▶ **Exercise**: Give the number of lines in the listing that hold the word "Ebeam". Write nothing but that number.

╭─ Materials provided

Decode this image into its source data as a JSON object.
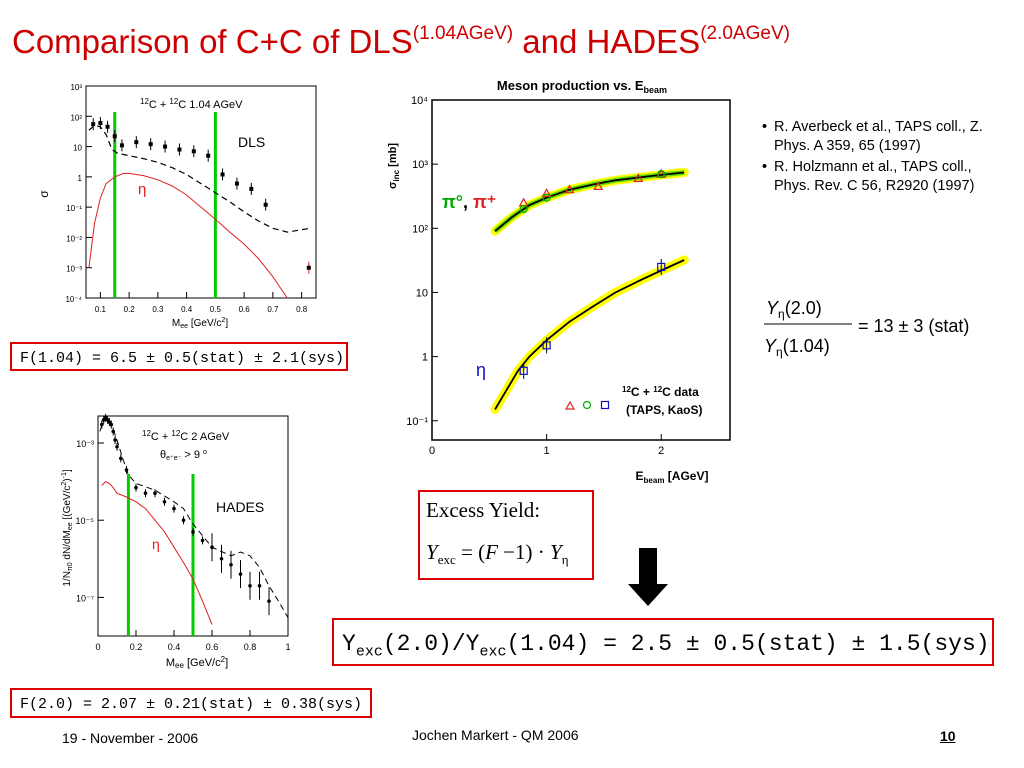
{
  "title": {
    "main": "Comparison of C+C of DLS",
    "sup1": "(1.04AGeV)",
    "mid": " and HADES",
    "sup2": "(2.0AGeV)"
  },
  "boxes": {
    "dls_f": "F(1.04) = 6.5 ± 0.5(stat) ± 2.1(sys)",
    "hades_f": "F(2.0) = 2.07 ± 0.21(stat) ± 0.38(sys)",
    "ratio": {
      "y1": "Y",
      "s1": "exc",
      "mid": "(2.0)/Y",
      "s2": "exc",
      "end": "(1.04) = 2.5 ± 0.5(stat) ± 1.5(sys)"
    }
  },
  "excess": {
    "label": "Excess Yield:",
    "y": "Y",
    "exc": "exc",
    "eq": "= (",
    "f": "F",
    "minus": "−1) ·",
    "y2": "Y",
    "eta": "η"
  },
  "references": [
    "R. Averbeck et al., TAPS coll., Z. Phys. A 359, 65 (1997)",
    "R. Holzmann et al., TAPS coll., Phys. Rev. C 56, R2920 (1997)"
  ],
  "formula": {
    "num_y": "Y",
    "num_sub": "η",
    "num_arg": "(2.0)",
    "den_y": "Y",
    "den_sub": "η",
    "den_arg": "(1.04)",
    "rhs": "= 13 ± 3 (stat)"
  },
  "footer": {
    "date": "19 - November - 2006",
    "center": "Jochen Markert - QM 2006",
    "page": "10"
  },
  "colors": {
    "title": "#cc0000",
    "box": "#e00000",
    "green_line": "#00cc00",
    "eta_curve": "#e02020",
    "yellow_band": "#ffff00",
    "blue": "#1010c0"
  },
  "chart_data": [
    {
      "id": "dls",
      "type": "scatter",
      "title": "12C + 12C 1.04 AGeV",
      "label": "DLS",
      "eta_label": "η",
      "xlabel": "Mee [GeV/c²]",
      "ylabel": "σ",
      "xlim": [
        0.05,
        0.85
      ],
      "ylim_log10": [
        -4,
        3
      ],
      "yscale": "log",
      "xticks": [
        "0.1",
        "0.2",
        "0.3",
        "0.4",
        "0.5",
        "0.6",
        "0.7",
        "0.8"
      ],
      "yticks": [
        "10⁻⁴",
        "10⁻³",
        "10⁻²",
        "10⁻¹",
        "1",
        "10",
        "10²",
        "10³"
      ],
      "vlines": [
        0.15,
        0.5
      ],
      "points": {
        "x": [
          0.075,
          0.1,
          0.125,
          0.15,
          0.175,
          0.225,
          0.275,
          0.325,
          0.375,
          0.425,
          0.475,
          0.525,
          0.575,
          0.625,
          0.675,
          0.825
        ],
        "y": [
          55,
          60,
          45,
          22,
          11,
          14,
          12,
          10,
          8,
          7,
          5,
          1.2,
          0.6,
          0.4,
          0.12,
          0.001
        ]
      },
      "series": [
        {
          "name": "sum",
          "style": "dashed",
          "x": [
            0.06,
            0.08,
            0.1,
            0.12,
            0.14,
            0.16,
            0.2,
            0.25,
            0.3,
            0.35,
            0.4,
            0.45,
            0.5,
            0.55,
            0.6,
            0.65,
            0.7,
            0.75,
            0.8,
            0.83
          ],
          "y": [
            35,
            50,
            45,
            25,
            8,
            6,
            5,
            4,
            3,
            2,
            1.2,
            0.6,
            0.3,
            0.15,
            0.07,
            0.035,
            0.02,
            0.015,
            0.018,
            0.02
          ]
        },
        {
          "name": "eta",
          "style": "solid",
          "x": [
            0.06,
            0.08,
            0.1,
            0.12,
            0.15,
            0.18,
            0.2,
            0.25,
            0.3,
            0.35,
            0.4,
            0.45,
            0.5,
            0.55,
            0.6,
            0.65,
            0.7,
            0.75
          ],
          "y": [
            0.001,
            0.03,
            0.2,
            0.6,
            1.0,
            1.3,
            1.3,
            1.1,
            0.8,
            0.5,
            0.25,
            0.1,
            0.04,
            0.015,
            0.006,
            0.002,
            0.0005,
            0.0001
          ]
        }
      ]
    },
    {
      "id": "hades",
      "type": "scatter",
      "title": "12C + 12C 2 AGeV",
      "cut": "θe+e- > 9 o",
      "label": "HADES",
      "eta_label": "η",
      "xlabel": "Mee [GeV/c²]",
      "ylabel": "1/Nπ0 dN/dMee [(GeV/c²)⁻¹]",
      "xlim": [
        0,
        1
      ],
      "ylim_log10": [
        -8,
        -2.3
      ],
      "yscale": "log",
      "xticks": [
        "0",
        "0.2",
        "0.4",
        "0.6",
        "0.8",
        "1"
      ],
      "yticks": [
        "10⁻³",
        "10⁻⁵",
        "10⁻⁷"
      ],
      "vlines": [
        0.16,
        0.5
      ],
      "points": {
        "x": [
          0.02,
          0.03,
          0.04,
          0.05,
          0.06,
          0.07,
          0.08,
          0.09,
          0.1,
          0.12,
          0.15,
          0.2,
          0.25,
          0.3,
          0.35,
          0.4,
          0.45,
          0.5,
          0.55,
          0.6,
          0.65,
          0.7,
          0.75,
          0.8,
          0.85,
          0.9
        ],
        "y": [
          0.003,
          0.004,
          0.0045,
          0.004,
          0.0035,
          0.003,
          0.002,
          0.0012,
          0.0008,
          0.0004,
          0.0002,
          7e-05,
          5e-05,
          5e-05,
          3e-05,
          2e-05,
          1e-05,
          5e-06,
          3e-06,
          2e-06,
          1e-06,
          7e-07,
          4e-07,
          2e-07,
          2e-07,
          8e-08
        ]
      },
      "series": [
        {
          "name": "sum",
          "style": "dashed",
          "x": [
            0.01,
            0.03,
            0.05,
            0.07,
            0.1,
            0.13,
            0.16,
            0.2,
            0.3,
            0.4,
            0.45,
            0.5,
            0.55,
            0.6,
            0.7,
            0.75,
            0.8,
            0.85,
            0.9,
            0.95,
            1.0
          ],
          "y": [
            0.002,
            0.004,
            0.0045,
            0.003,
            0.0012,
            0.0004,
            0.00015,
            9e-05,
            6e-05,
            3e-05,
            2e-05,
            8e-06,
            4e-06,
            2e-06,
            1.2e-06,
            1.5e-06,
            1.2e-06,
            6e-07,
            2e-07,
            8e-08,
            3e-08
          ]
        },
        {
          "name": "eta",
          "style": "solid",
          "x": [
            0.02,
            0.04,
            0.06,
            0.08,
            0.1,
            0.15,
            0.2,
            0.25,
            0.3,
            0.35,
            0.4,
            0.45,
            0.5,
            0.55,
            0.6
          ],
          "y": [
            8e-05,
            0.0001,
            9e-05,
            7e-05,
            5e-05,
            4e-05,
            3e-05,
            2e-05,
            1e-05,
            5e-06,
            2e-06,
            8e-07,
            3e-07,
            8e-08,
            2e-08
          ]
        }
      ]
    },
    {
      "id": "meson",
      "type": "scatter",
      "title": "Meson production vs. Ebeam",
      "xlabel": "Ebeam [AGeV]",
      "ylabel": "σinc [mb]",
      "xlim": [
        0,
        2.6
      ],
      "ylim_log10": [
        -1.3,
        4
      ],
      "yscale": "log",
      "xticks": [
        "0",
        "1",
        "2"
      ],
      "yticks": [
        "10⁻¹",
        "1",
        "10",
        "10²",
        "10³",
        "10⁴"
      ],
      "pi_label": "π°, π⁺",
      "eta_label": "η",
      "legend": [
        "12C + 12C data",
        "(TAPS, KaoS)"
      ],
      "series": [
        {
          "name": "pi",
          "style": "curve",
          "x": [
            0.55,
            0.7,
            0.85,
            1.0,
            1.2,
            1.4,
            1.6,
            1.8,
            2.0,
            2.2
          ],
          "y": [
            90,
            150,
            230,
            300,
            400,
            480,
            560,
            620,
            680,
            740
          ]
        },
        {
          "name": "eta",
          "style": "curve",
          "x": [
            0.55,
            0.65,
            0.75,
            0.85,
            1.0,
            1.2,
            1.4,
            1.6,
            1.8,
            2.0,
            2.2
          ],
          "y": [
            0.15,
            0.3,
            0.6,
            1.0,
            1.8,
            3.5,
            6,
            10,
            15,
            22,
            32
          ]
        },
        {
          "name": "pi0_TAPS",
          "marker": "circle",
          "x": [
            0.8,
            1.0,
            2.0
          ],
          "y": [
            200,
            300,
            700
          ]
        },
        {
          "name": "piplus_KaoS",
          "marker": "triangle",
          "x": [
            0.8,
            1.0,
            1.2,
            1.45,
            1.8,
            2.0
          ],
          "y": [
            250,
            350,
            400,
            450,
            600,
            700
          ]
        },
        {
          "name": "eta_TAPS",
          "marker": "square",
          "x": [
            0.8,
            1.0,
            2.0
          ],
          "y": [
            0.6,
            1.5,
            25
          ]
        }
      ]
    }
  ]
}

╰─

▶ **The result**: 2